Exclude all pictures, then copy each of the records exactly as written.

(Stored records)
____

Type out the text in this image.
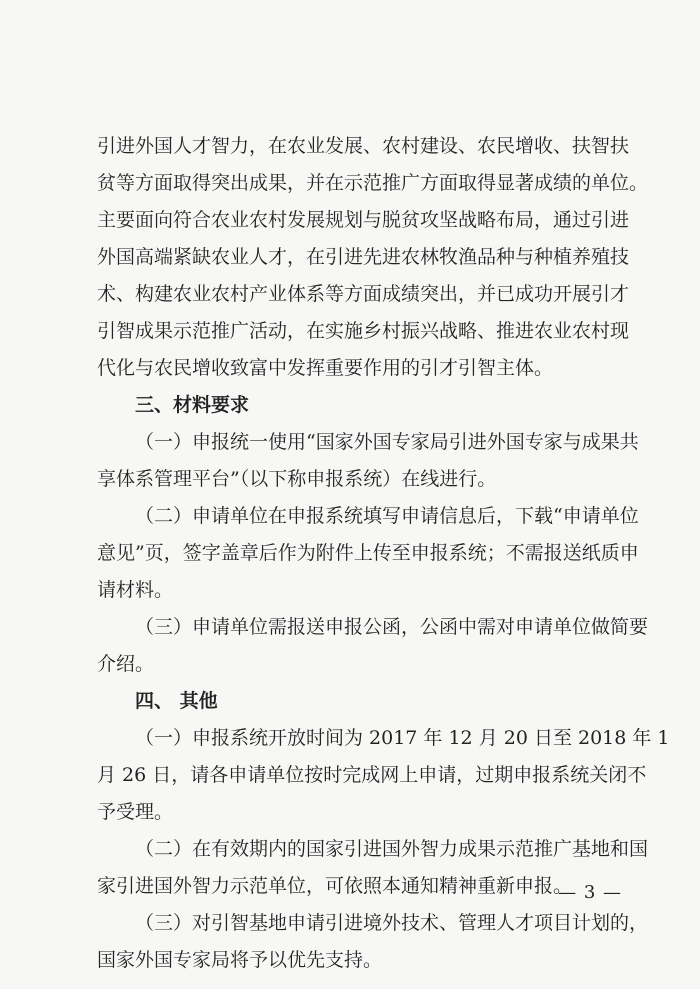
引进外国人才智力，在农业发展、农村建设、农民增收、扶智扶
贫等方面取得突出成果，并在示范推广方面取得显著成绩的单位。
主要面向符合农业农村发展规划与脱贫攻坚战略布局，通过引进
外国高端紧缺农业人才，在引进先进农林牧渔品种与种植养殖技
术、构建农业农村产业体系等方面成绩突出，并已成功开展引才
引智成果示范推广活动，在实施乡村振兴战略、推进农业农村现
代化与农民增收致富中发挥重要作用的引才引智主体。
三、材料要求
（一）申报统一使用“国家外国专家局引进外国专家与成果共
享体系管理平台”（以下称申报系统）在线进行。
（二）申请单位在申报系统填写申请信息后，下载“申请单位
意见”页，签字盖章后作为附件上传至申报系统；不需报送纸质申
请材料。
（三）申请单位需报送申报公函，公函中需对申请单位做简要
介绍。
四、 其他
（一）申报系统开放时间为 2017 年 12 月 20 日至 2018 年 1
月 26 日，请各申请单位按时完成网上申请，过期申报系统关闭不
予受理。
（二）在有效期内的国家引进国外智力成果示范推广基地和国
家引进国外智力示范单位，可依照本通知精神重新申报。
（三）对引智基地申请引进境外技术、管理人才项目计划的，
国家外国专家局将予以优先支持。
— 3 —
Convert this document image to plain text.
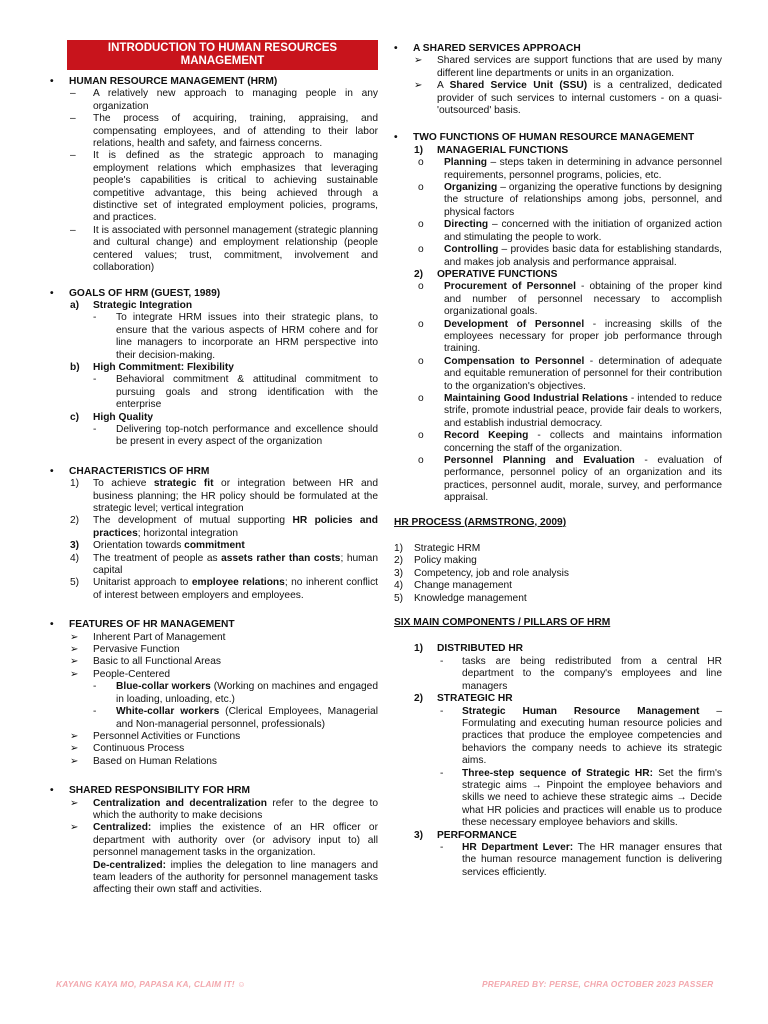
INTRODUCTION TO HUMAN RESOURCES MANAGEMENT
• HUMAN RESOURCE MANAGEMENT (HRM)
– A relatively new approach to managing people in any organization
– The process of acquiring, training, appraising, and compensating employees, and of attending to their labor relations, health and safety, and fairness concerns.
– It is defined as the strategic approach to managing employment relations which emphasizes that leveraging people's capabilities is critical to achieving sustainable competitive advantage, this being achieved through a distinctive set of integrated employment policies, programs, and practices.
– It is associated with personnel management (strategic planning and cultural change) and employment relationship (people centered values; trust, commitment, involvement and collaboration)
• GOALS OF HRM (GUEST, 1989)
a) Strategic Integration
- To integrate HRM issues into their strategic plans, to ensure that the various aspects of HRM cohere and for line managers to incorporate an HRM perspective into their decision-making.
b) High Commitment: Flexibility
- Behavioral commitment & attitudinal commitment to pursuing goals and strong identification with the enterprise
c) High Quality
- Delivering top-notch performance and excellence should be present in every aspect of the organization
• CHARACTERISTICS OF HRM
1) To achieve strategic fit or integration between HR and business planning; the HR policy should be formulated at the strategic level; vertical integration
2) The development of mutual supporting HR policies and practices; horizontal integration
3) Orientation towards commitment
4) The treatment of people as assets rather than costs; human capital
5) Unitarist approach to employee relations; no inherent conflict of interest between employers and employees.
• FEATURES OF HR MANAGEMENT
➢ Inherent Part of Management
➢ Pervasive Function
➢ Basic to all Functional Areas
➢ People-Centered
- Blue-collar workers (Working on machines and engaged in loading, unloading, etc.)
- White-collar workers (Clerical Employees, Managerial and Non-managerial personnel, professionals)
➢ Personnel Activities or Functions
➢ Continuous Process
➢ Based on Human Relations
• SHARED RESPONSIBILITY FOR HRM
➢ Centralization and decentralization refer to the degree to which the authority to make decisions
➢ Centralized: implies the existence of an HR officer or department with authority over (or advisory input to) all personnel management tasks in the organization.
De-centralized: implies the delegation to line managers and team leaders of the authority for personnel management tasks affecting their own staff and activities.
• A SHARED SERVICES APPROACH
➢ Shared services are support functions that are used by many different line departments or units in an organization.
➢ A Shared Service Unit (SSU) is a centralized, dedicated provider of such services to internal customers - on a quasi-'outsourced' basis.
• TWO FUNCTIONS OF HUMAN RESOURCE MANAGEMENT
1) MANAGERIAL FUNCTIONS
o Planning – steps taken in determining in advance personnel requirements, personnel programs, policies, etc.
o Organizing – organizing the operative functions by designing the structure of relationships among jobs, personnel, and physical factors
o Directing – concerned with the initiation of organized action and stimulating the people to work.
o Controlling – provides basic data for establishing standards, and makes job analysis and performance appraisal.
2) OPERATIVE FUNCTIONS
o Procurement of Personnel - obtaining of the proper kind and number of personnel necessary to accomplish organizational goals.
o Development of Personnel - increasing skills of the employees necessary for proper job performance through training.
o Compensation to Personnel - determination of adequate and equitable remuneration of personnel for their contribution to the organization's objectives.
o Maintaining Good Industrial Relations - intended to reduce strife, promote industrial peace, provide fair deals to workers, and establish industrial democracy.
o Record Keeping - collects and maintains information concerning the staff of the organization.
o Personnel Planning and Evaluation - evaluation of performance, personnel policy of an organization and its practices, personnel audit, morale, survey, and performance appraisal.
HR PROCESS (ARMSTRONG, 2009)
1) Strategic HRM
2) Policy making
3) Competency, job and role analysis
4) Change management
5) Knowledge management
SIX MAIN COMPONENTS / PILLARS OF HRM
1) DISTRIBUTED HR
- tasks are being redistributed from a central HR department to the company's employees and line managers
2) STRATEGIC HR
- Strategic Human Resource Management – Formulating and executing human resource policies and practices that produce the employee competencies and behaviors the company needs to achieve its strategic aims.
- Three-step sequence of Strategic HR: Set the firm's strategic aims → Pinpoint the employee behaviors and skills we need to achieve these strategic aims → Decide what HR policies and practices will enable us to produce these necessary employee behaviors and skills.
3) PERFORMANCE
- HR Department Lever: The HR manager ensures that the human resource management function is delivering services efficiently.
KAYANG KAYA MO, PAPASA KA, CLAIM IT! ☺	PREPARED BY: PERSE, CHRA OCTOBER 2023 PASSER
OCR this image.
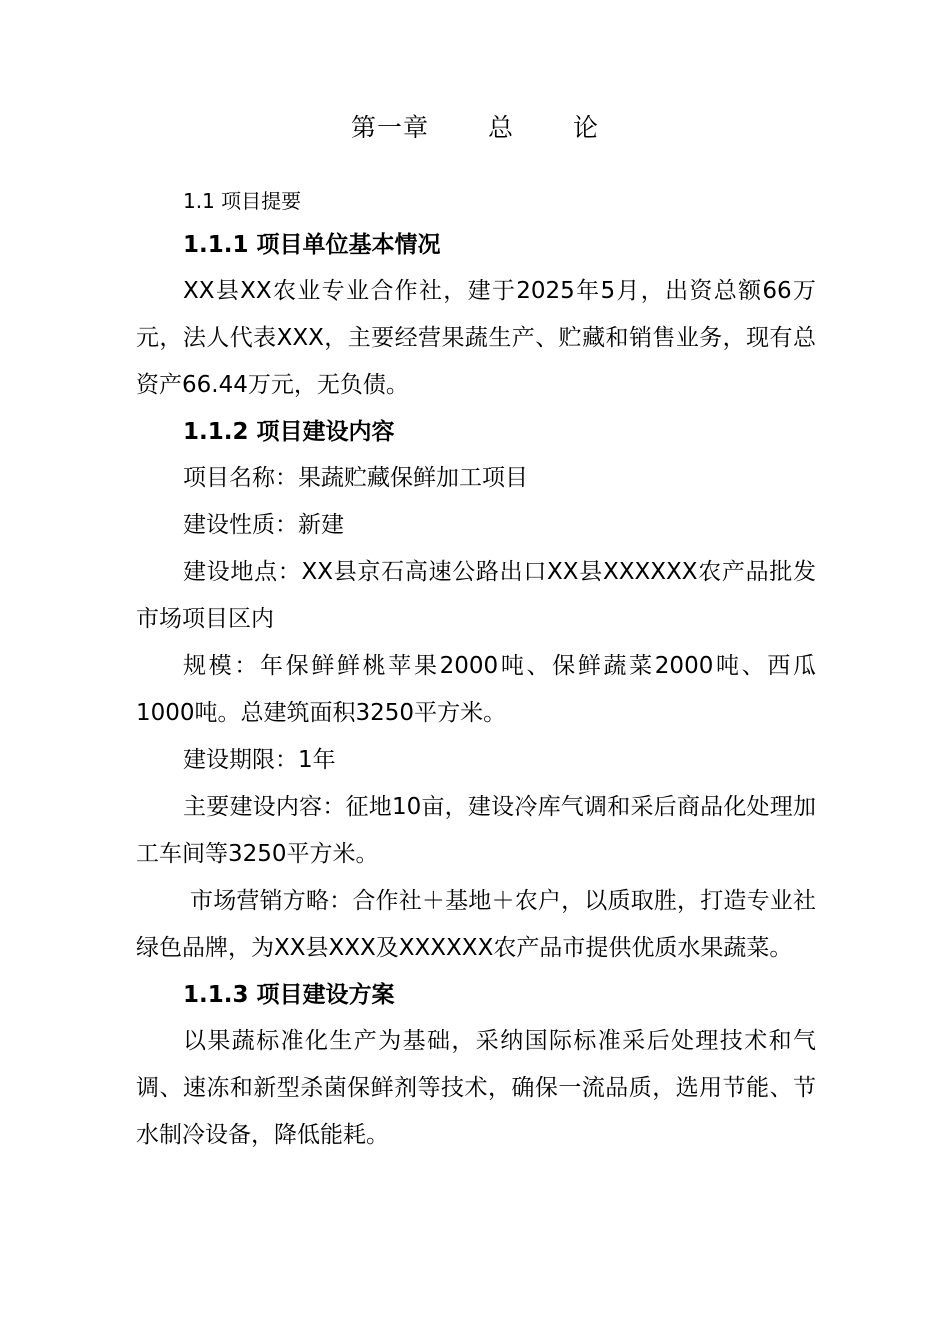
第一章　 总　 论

1.1 项目提要

1.1.1 项目单位基本情况

XX县XX农业专业合作社，建于2025年5月，出资总额66万元，法人代表XXX，主要经营果蔬生产、贮藏和销售业务，现有总资产66.44万元，无负债。

1.1.2 项目建设内容

项目名称：果蔬贮藏保鲜加工项目

建设性质：新建

建设地点：XX县京石高速公路出口XX县XXXXXX农产品批发市场项目区内

规模：年保鲜鲜桃苹果2000吨、保鲜蔬菜2000吨、西瓜1000吨。总建筑面积3250平方米。

建设期限：1年

主要建设内容：征地10亩，建设冷库气调和采后商品化处理加工车间等3250平方米。

市场营销方略：合作社＋基地＋农户，以质取胜，打造专业社绿色品牌，为XX县XXX及XXXXXX农产品市提供优质水果蔬菜。

1.1.3 项目建设方案

以果蔬标准化生产为基础，采纳国际标准采后处理技术和气调、速冻和新型杀菌保鲜剂等技术，确保一流品质，选用节能、节水制冷设备，降低能耗。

____

> Worked solution
Type out the text in this image.
引进外国人才智力，在农业发展、农村建设、农民增收、扶智扶
贫等方面取得突出成果，并在示范推广方面取得显著成绩的单位。
主要面向符合农业农村发展规划与脱贫攻坚战略布局，通过引进
外国高端紧缺农业人才，在引进先进农林牧渔品种与种植养殖技
术、构建农业农村产业体系等方面成绩突出，并已成功开展引才
引智成果示范推广活动，在实施乡村振兴战略、推进农业农村现
代化与农民增收致富中发挥重要作用的引才引智主体。
三、材料要求
（一）申报统一使用“国家外国专家局引进外国专家与成果共
享体系管理平台”（以下称申报系统）在线进行。
（二）申请单位在申报系统填写申请信息后，下载“申请单位
意见”页，签字盖章后作为附件上传至申报系统；不需报送纸质申
请材料。
（三）申请单位需报送申报公函，公函中需对申请单位做简要
介绍。
四、 其他
（一）申报系统开放时间为 2017 年 12 月 20 日至 2018 年 1
月 26 日，请各申请单位按时完成网上申请，过期申报系统关闭不
予受理。
（二）在有效期内的国家引进国外智力成果示范推广基地和国
家引进国外智力示范单位，可依照本通知精神重新申报。
（三）对引智基地申请引进境外技术、管理人才项目计划的，
国家外国专家局将予以优先支持。
— 3 —
Convert this document image to plain text.
INTRODUCTION TO HUMAN RESOURCES MANAGEMENT
• HUMAN RESOURCE MANAGEMENT (HRM)
– A relatively new approach to managing people in any organization
– The process of acquiring, training, appraising, and compensating employees, and of attending to their labor relations, health and safety, and fairness concerns.
– It is defined as the strategic approach to managing employment relations which emphasizes that leveraging people's capabilities is critical to achieving sustainable competitive advantage, this being achieved through a distinctive set of integrated employment policies, programs, and practices.
– It is associated with personnel management (strategic planning and cultural change) and employment relationship (people centered values; trust, commitment, involvement and collaboration)
• GOALS OF HRM (GUEST, 1989)
a) Strategic Integration
- To integrate HRM issues into their strategic plans, to ensure that the various aspects of HRM cohere and for line managers to incorporate an HRM perspective into their decision-making.
b) High Commitment: Flexibility
- Behavioral commitment & attitudinal commitment to pursuing goals and strong identification with the enterprise
c) High Quality
- Delivering top-notch performance and excellence should be present in every aspect of the organization
• CHARACTERISTICS OF HRM
1) To achieve strategic fit or integration between HR and business planning; the HR policy should be formulated at the strategic level; vertical integration
2) The development of mutual supporting HR policies and practices; horizontal integration
3) Orientation towards commitment
4) The treatment of people as assets rather than costs; human capital
5) Unitarist approach to employee relations; no inherent conflict of interest between employers and employees.
• FEATURES OF HR MANAGEMENT
➢ Inherent Part of Management
➢ Pervasive Function
➢ Basic to all Functional Areas
➢ People-Centered
- Blue-collar workers (Working on machines and engaged in loading, unloading, etc.)
- White-collar workers (Clerical Employees, Managerial and Non-managerial personnel, professionals)
➢ Personnel Activities or Functions
➢ Continuous Process
➢ Based on Human Relations
• SHARED RESPONSIBILITY FOR HRM
➢ Centralization and decentralization refer to the degree to which the authority to make decisions
➢ Centralized: implies the existence of an HR officer or department with authority over (or advisory input to) all personnel management tasks in the organization.
De-centralized: implies the delegation to line managers and team leaders of the authority for personnel management tasks affecting their own staff and activities.
• A SHARED SERVICES APPROACH
➢ Shared services are support functions that are used by many different line departments or units in an organization.
➢ A Shared Service Unit (SSU) is a centralized, dedicated provider of such services to internal customers - on a quasi-'outsourced' basis.
• TWO FUNCTIONS OF HUMAN RESOURCE MANAGEMENT
1) MANAGERIAL FUNCTIONS
o Planning – steps taken in determining in advance personnel requirements, personnel programs, policies, etc.
o Organizing – organizing the operative functions by designing the structure of relationships among jobs, personnel, and physical factors
o Directing – concerned with the initiation of organized action and stimulating the people to work.
o Controlling – provides basic data for establishing standards, and makes job analysis and performance appraisal.
2) OPERATIVE FUNCTIONS
o Procurement of Personnel - obtaining of the proper kind and number of personnel necessary to accomplish organizational goals.
o Development of Personnel - increasing skills of the employees necessary for proper job performance through training.
o Compensation to Personnel - determination of adequate and equitable remuneration of personnel for their contribution to the organization's objectives.
o Maintaining Good Industrial Relations - intended to reduce strife, promote industrial peace, provide fair deals to workers, and establish industrial democracy.
o Record Keeping - collects and maintains information concerning the staff of the organization.
o Personnel Planning and Evaluation - evaluation of performance, personnel policy of an organization and its practices, personnel audit, morale, survey, and performance appraisal.
HR PROCESS (ARMSTRONG, 2009)
1) Strategic HRM
2) Policy making
3) Competency, job and role analysis
4) Change management
5) Knowledge management
SIX MAIN COMPONENTS / PILLARS OF HRM
1) DISTRIBUTED HR
- tasks are being redistributed from a central HR department to the company's employees and line managers
2) STRATEGIC HR
- Strategic Human Resource Management – Formulating and executing human resource policies and practices that produce the employee competencies and behaviors the company needs to achieve its strategic aims.
- Three-step sequence of Strategic HR: Set the firm's strategic aims → Pinpoint the employee behaviors and skills we need to achieve these strategic aims → Decide what HR policies and practices will enable us to produce these necessary employee behaviors and skills.
3) PERFORMANCE
- HR Department Lever: The HR manager ensures that the human resource management function is delivering services efficiently.
KAYANG KAYA MO, PAPASA KA, CLAIM IT! ☺	PREPARED BY: PERSE, CHRA OCTOBER 2023 PASSER
OCR this image.
第一章　 总　 论

1.1 项目提要

1.1.1 项目单位基本情况

XX县XX农业专业合作社，建于2025年5月，出资总额66万元，法人代表XXX，主要经营果蔬生产、贮藏和销售业务，现有总资产66.44万元，无负债。

1.1.2 项目建设内容

项目名称：果蔬贮藏保鲜加工项目

建设性质：新建

建设地点：XX县京石高速公路出口XX县XXXXXX农产品批发市场项目区内

规模：年保鲜鲜桃苹果2000吨、保鲜蔬菜2000吨、西瓜1000吨。总建筑面积3250平方米。

建设期限：1年

主要建设内容：征地10亩，建设冷库气调和采后商品化处理加工车间等3250平方米。

市场营销方略：合作社＋基地＋农户，以质取胜，打造专业社绿色品牌，为XX县XXX及XXXXXX农产品市提供优质水果蔬菜。

1.1.3 项目建设方案

以果蔬标准化生产为基础，采纳国际标准采后处理技术和气调、速冻和新型杀菌保鲜剂等技术，确保一流品质，选用节能、节水制冷设备，降低能耗。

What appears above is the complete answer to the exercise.